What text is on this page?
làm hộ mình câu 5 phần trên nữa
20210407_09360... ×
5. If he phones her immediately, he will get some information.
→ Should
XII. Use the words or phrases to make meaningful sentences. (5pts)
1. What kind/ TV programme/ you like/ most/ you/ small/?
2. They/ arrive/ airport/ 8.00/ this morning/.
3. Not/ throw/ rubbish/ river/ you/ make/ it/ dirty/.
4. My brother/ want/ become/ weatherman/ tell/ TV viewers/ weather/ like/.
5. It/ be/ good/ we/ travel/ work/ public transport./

========

Problem description :: Select all lines in the listing that include the word "this".

Problem solution ::
What text is on this page?
2. They/ arrive/ airport/ 8.00/ this morning/.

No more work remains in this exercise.